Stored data
** BEGIN **

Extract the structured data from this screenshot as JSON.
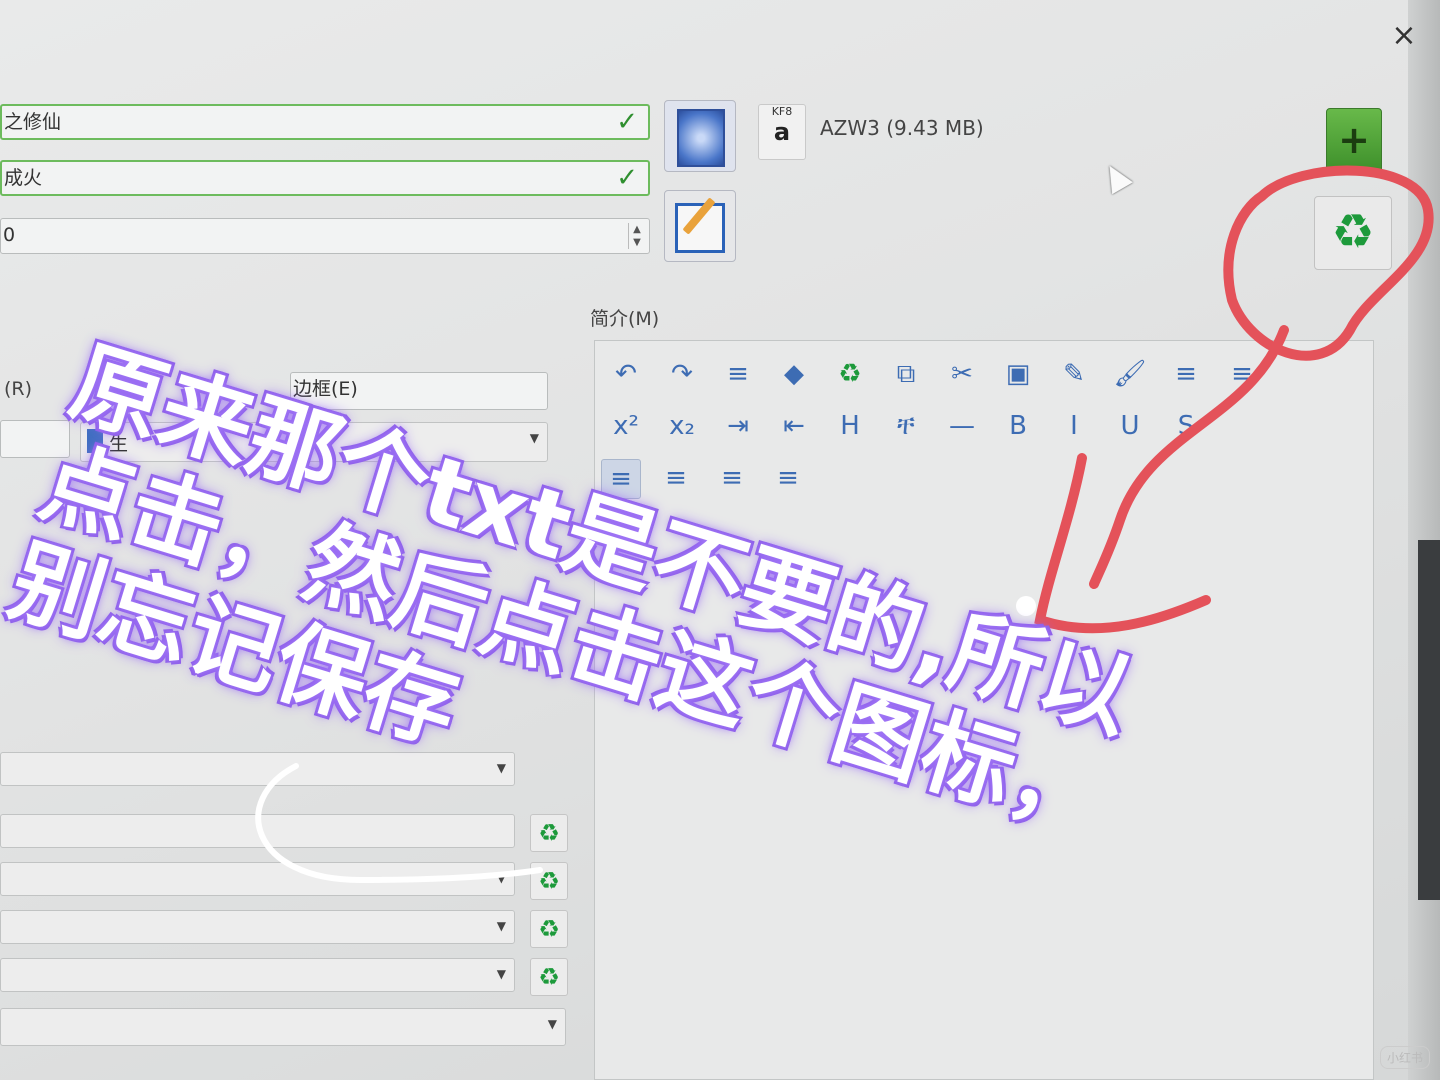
{
  "window": {
    "close_glyph": "×"
  },
  "metadata": {
    "title_value": "之修仙",
    "author_value": "成火",
    "series_value": "0"
  },
  "format": {
    "icon_top": "KF8",
    "icon_letter": "a",
    "label": "AZW3 (9.43 MB)"
  },
  "buttons": {
    "add_glyph": "+",
    "remove_glyph": "♻"
  },
  "left_panel": {
    "r_label": "(R)",
    "border_label": "边框(E)",
    "name_fragment": "生"
  },
  "description": {
    "label": "简介(M)",
    "toolbar_row1": [
      "↶",
      "↷",
      "≡",
      "◆",
      "♻",
      "⧉",
      "✂",
      "▣",
      "✎",
      "🖌",
      "≡",
      "≡"
    ],
    "toolbar_row2": [
      "x²",
      "x₂",
      "⇥",
      "⇤",
      "H",
      "ቸ",
      "—",
      "B",
      "I",
      "U",
      "S"
    ],
    "toolbar_row3": [
      "≡",
      "≡",
      "≡",
      "≡"
    ]
  },
  "overlay": {
    "text": "原来那个txt是不要的,所以点击，然后点击这个图标，别忘记保存"
  },
  "watermark": "小红书",
  "colors": {
    "accent_green": "#1d9a3b",
    "overlay_purple": "#8d5ee8",
    "annotation_red": "#e4525a"
  }
}
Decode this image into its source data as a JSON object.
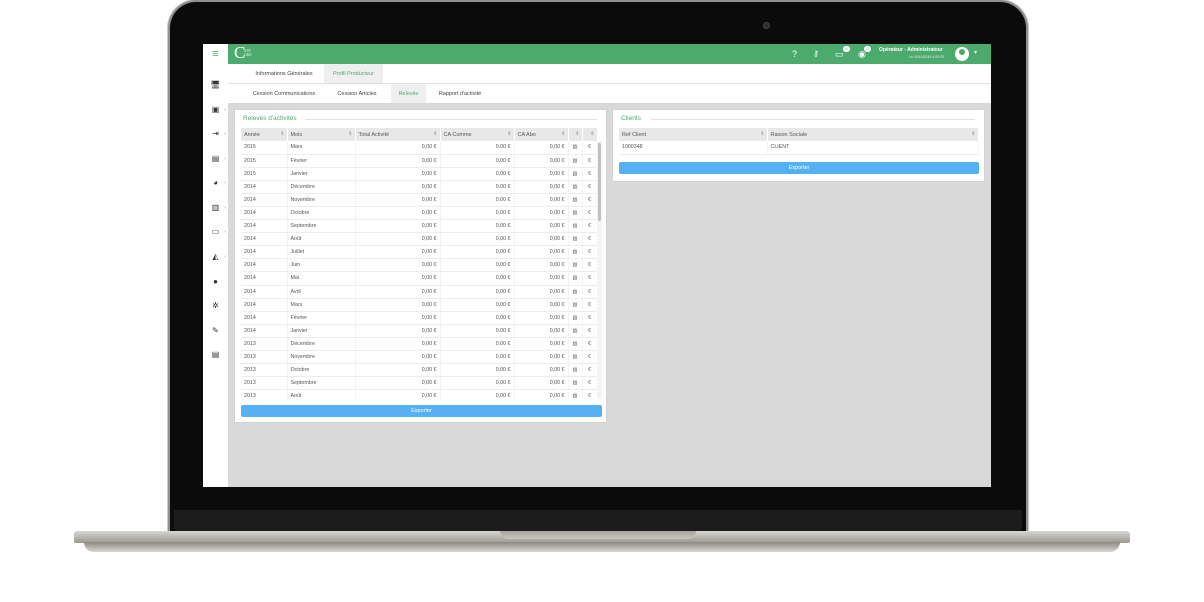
{
  "app": {
    "logo_letter": "C",
    "logo_sub": [
      "STE",
      "ORS"
    ]
  },
  "topbar": {
    "help_icon": "question-icon",
    "key_icon": "key-icon",
    "messages_badge": "0",
    "notifications_badge": "0",
    "user_name": "Opérateur - Administrateur",
    "user_date": "Le 03/10/2016 à 09:25"
  },
  "sidebar": {
    "items": [
      {
        "icon": "monitor-icon",
        "glyph": "🖥",
        "has_arrow": false
      },
      {
        "icon": "contacts-icon",
        "glyph": "▣",
        "has_arrow": true
      },
      {
        "icon": "login-icon",
        "glyph": "⇥",
        "has_arrow": true
      },
      {
        "icon": "calendar-icon",
        "glyph": "▤",
        "has_arrow": true
      },
      {
        "icon": "globe-icon",
        "glyph": "◕",
        "has_arrow": true
      },
      {
        "icon": "bar-chart-icon",
        "glyph": "▥",
        "has_arrow": true
      },
      {
        "icon": "money-icon",
        "glyph": "▭",
        "has_arrow": true
      },
      {
        "icon": "area-chart-icon",
        "glyph": "◭",
        "has_arrow": true
      },
      {
        "icon": "help-circle-icon",
        "glyph": "●",
        "has_arrow": false
      },
      {
        "icon": "gear-icon",
        "glyph": "✲",
        "has_arrow": false
      },
      {
        "icon": "pen-icon",
        "glyph": "✎",
        "has_arrow": false
      },
      {
        "icon": "document-icon",
        "glyph": "▤",
        "has_arrow": false
      }
    ]
  },
  "tabs_main": [
    {
      "label": "Informations Générales",
      "active": false
    },
    {
      "label": "Profil Producteur",
      "active": true
    }
  ],
  "tabs_sub": [
    {
      "label": "Cession Communications",
      "active": false
    },
    {
      "label": "Cession Articles",
      "active": false
    },
    {
      "label": "Relevés",
      "active": true
    },
    {
      "label": "Rapport d'activité",
      "active": false
    }
  ],
  "releves": {
    "title": "Relevés d'activités",
    "columns": [
      "Année",
      "Mois",
      "Total Activité",
      "CA Comme",
      "CA Abo",
      "",
      ""
    ],
    "rows": [
      [
        "2015",
        "Mars",
        "0,00 €",
        "0,00 €",
        "0,00 €"
      ],
      [
        "2015",
        "Février",
        "0,00 €",
        "0,00 €",
        "0,00 €"
      ],
      [
        "2015",
        "Janvier",
        "0,00 €",
        "0,00 €",
        "0,00 €"
      ],
      [
        "2014",
        "Décembre",
        "0,00 €",
        "0,00 €",
        "0,00 €"
      ],
      [
        "2014",
        "Novembre",
        "0,00 €",
        "0,00 €",
        "0,00 €"
      ],
      [
        "2014",
        "Octobre",
        "0,00 €",
        "0,00 €",
        "0,00 €"
      ],
      [
        "2014",
        "Septembre",
        "0,00 €",
        "0,00 €",
        "0,00 €"
      ],
      [
        "2014",
        "Août",
        "0,00 €",
        "0,00 €",
        "0,00 €"
      ],
      [
        "2014",
        "Juillet",
        "0,00 €",
        "0,00 €",
        "0,00 €"
      ],
      [
        "2014",
        "Juin",
        "0,00 €",
        "0,00 €",
        "0,00 €"
      ],
      [
        "2014",
        "Mai",
        "0,00 €",
        "0,00 €",
        "0,00 €"
      ],
      [
        "2014",
        "Avril",
        "0,00 €",
        "0,00 €",
        "0,00 €"
      ],
      [
        "2014",
        "Mars",
        "0,00 €",
        "0,00 €",
        "0,00 €"
      ],
      [
        "2014",
        "Février",
        "0,00 €",
        "0,00 €",
        "0,00 €"
      ],
      [
        "2014",
        "Janvier",
        "0,00 €",
        "0,00 €",
        "0,00 €"
      ],
      [
        "2013",
        "Décembre",
        "0,00 €",
        "0,00 €",
        "0,00 €"
      ],
      [
        "2013",
        "Novembre",
        "0,00 €",
        "0,00 €",
        "0,00 €"
      ],
      [
        "2013",
        "Octobre",
        "0,00 €",
        "0,00 €",
        "0,00 €"
      ],
      [
        "2013",
        "Septembre",
        "0,00 €",
        "0,00 €",
        "0,00 €"
      ],
      [
        "2013",
        "Août",
        "0,00 €",
        "0,00 €",
        "0,00 €"
      ]
    ],
    "row_icons": [
      "bar-chart-icon",
      "euro-icon"
    ],
    "euro_glyph": "€",
    "chart_glyph": "▥",
    "export_label": "Exporter"
  },
  "clients": {
    "title": "Clients",
    "columns": [
      "Ref Client",
      "Raison Sociale"
    ],
    "rows": [
      [
        "1000348",
        "CLIENT"
      ]
    ],
    "export_label": "Exporter"
  },
  "colors": {
    "brand_green": "#4daa6e",
    "export_blue": "#55b1f3",
    "background": "#d9d9d9"
  }
}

** END **

**WHAT YOU HAVE TO DO:**
Copy the records above exactly, omitting every picture.

**REPLY:**
Extract the structured data from this screenshot as JSON.
{
  "window": {
    "close_glyph": "×"
  },
  "metadata": {
    "title_value": "之修仙",
    "author_value": "成火",
    "series_value": "0"
  },
  "format": {
    "icon_top": "KF8",
    "icon_letter": "a",
    "label": "AZW3 (9.43 MB)"
  },
  "buttons": {
    "add_glyph": "+",
    "remove_glyph": "♻"
  },
  "left_panel": {
    "r_label": "(R)",
    "border_label": "边框(E)",
    "name_fragment": "生"
  },
  "description": {
    "label": "简介(M)",
    "toolbar_row1": [
      "↶",
      "↷",
      "≡",
      "◆",
      "♻",
      "⧉",
      "✂",
      "▣",
      "✎",
      "🖌",
      "≡",
      "≡"
    ],
    "toolbar_row2": [
      "x²",
      "x₂",
      "⇥",
      "⇤",
      "H",
      "ቸ",
      "—",
      "B",
      "I",
      "U",
      "S"
    ],
    "toolbar_row3": [
      "≡",
      "≡",
      "≡",
      "≡"
    ]
  },
  "overlay": {
    "text": "原来那个txt是不要的,所以点击，然后点击这个图标，别忘记保存"
  },
  "watermark": "小红书",
  "colors": {
    "accent_green": "#1d9a3b",
    "overlay_purple": "#8d5ee8",
    "annotation_red": "#e4525a"
  }
}
Decode this image into its source data as a JSON object.
{
  "app": {
    "logo_letter": "C",
    "logo_sub": [
      "STE",
      "ORS"
    ]
  },
  "topbar": {
    "help_icon": "question-icon",
    "key_icon": "key-icon",
    "messages_badge": "0",
    "notifications_badge": "0",
    "user_name": "Opérateur - Administrateur",
    "user_date": "Le 03/10/2016 à 09:25"
  },
  "sidebar": {
    "items": [
      {
        "icon": "monitor-icon",
        "glyph": "🖥",
        "has_arrow": false
      },
      {
        "icon": "contacts-icon",
        "glyph": "▣",
        "has_arrow": true
      },
      {
        "icon": "login-icon",
        "glyph": "⇥",
        "has_arrow": true
      },
      {
        "icon": "calendar-icon",
        "glyph": "▤",
        "has_arrow": true
      },
      {
        "icon": "globe-icon",
        "glyph": "◕",
        "has_arrow": true
      },
      {
        "icon": "bar-chart-icon",
        "glyph": "▥",
        "has_arrow": true
      },
      {
        "icon": "money-icon",
        "glyph": "▭",
        "has_arrow": true
      },
      {
        "icon": "area-chart-icon",
        "glyph": "◭",
        "has_arrow": true
      },
      {
        "icon": "help-circle-icon",
        "glyph": "●",
        "has_arrow": false
      },
      {
        "icon": "gear-icon",
        "glyph": "✲",
        "has_arrow": false
      },
      {
        "icon": "pen-icon",
        "glyph": "✎",
        "has_arrow": false
      },
      {
        "icon": "document-icon",
        "glyph": "▤",
        "has_arrow": false
      }
    ]
  },
  "tabs_main": [
    {
      "label": "Informations Générales",
      "active": false
    },
    {
      "label": "Profil Producteur",
      "active": true
    }
  ],
  "tabs_sub": [
    {
      "label": "Cession Communications",
      "active": false
    },
    {
      "label": "Cession Articles",
      "active": false
    },
    {
      "label": "Relevés",
      "active": true
    },
    {
      "label": "Rapport d'activité",
      "active": false
    }
  ],
  "releves": {
    "title": "Relevés d'activités",
    "columns": [
      "Année",
      "Mois",
      "Total Activité",
      "CA Comme",
      "CA Abo",
      "",
      ""
    ],
    "rows": [
      [
        "2015",
        "Mars",
        "0,00 €",
        "0,00 €",
        "0,00 €"
      ],
      [
        "2015",
        "Février",
        "0,00 €",
        "0,00 €",
        "0,00 €"
      ],
      [
        "2015",
        "Janvier",
        "0,00 €",
        "0,00 €",
        "0,00 €"
      ],
      [
        "2014",
        "Décembre",
        "0,00 €",
        "0,00 €",
        "0,00 €"
      ],
      [
        "2014",
        "Novembre",
        "0,00 €",
        "0,00 €",
        "0,00 €"
      ],
      [
        "2014",
        "Octobre",
        "0,00 €",
        "0,00 €",
        "0,00 €"
      ],
      [
        "2014",
        "Septembre",
        "0,00 €",
        "0,00 €",
        "0,00 €"
      ],
      [
        "2014",
        "Août",
        "0,00 €",
        "0,00 €",
        "0,00 €"
      ],
      [
        "2014",
        "Juillet",
        "0,00 €",
        "0,00 €",
        "0,00 €"
      ],
      [
        "2014",
        "Juin",
        "0,00 €",
        "0,00 €",
        "0,00 €"
      ],
      [
        "2014",
        "Mai",
        "0,00 €",
        "0,00 €",
        "0,00 €"
      ],
      [
        "2014",
        "Avril",
        "0,00 €",
        "0,00 €",
        "0,00 €"
      ],
      [
        "2014",
        "Mars",
        "0,00 €",
        "0,00 €",
        "0,00 €"
      ],
      [
        "2014",
        "Février",
        "0,00 €",
        "0,00 €",
        "0,00 €"
      ],
      [
        "2014",
        "Janvier",
        "0,00 €",
        "0,00 €",
        "0,00 €"
      ],
      [
        "2013",
        "Décembre",
        "0,00 €",
        "0,00 €",
        "0,00 €"
      ],
      [
        "2013",
        "Novembre",
        "0,00 €",
        "0,00 €",
        "0,00 €"
      ],
      [
        "2013",
        "Octobre",
        "0,00 €",
        "0,00 €",
        "0,00 €"
      ],
      [
        "2013",
        "Septembre",
        "0,00 €",
        "0,00 €",
        "0,00 €"
      ],
      [
        "2013",
        "Août",
        "0,00 €",
        "0,00 €",
        "0,00 €"
      ]
    ],
    "row_icons": [
      "bar-chart-icon",
      "euro-icon"
    ],
    "euro_glyph": "€",
    "chart_glyph": "▥",
    "export_label": "Exporter"
  },
  "clients": {
    "title": "Clients",
    "columns": [
      "Ref Client",
      "Raison Sociale"
    ],
    "rows": [
      [
        "1000348",
        "CLIENT"
      ]
    ],
    "export_label": "Exporter"
  },
  "colors": {
    "brand_green": "#4daa6e",
    "export_blue": "#55b1f3",
    "background": "#d9d9d9"
  }
}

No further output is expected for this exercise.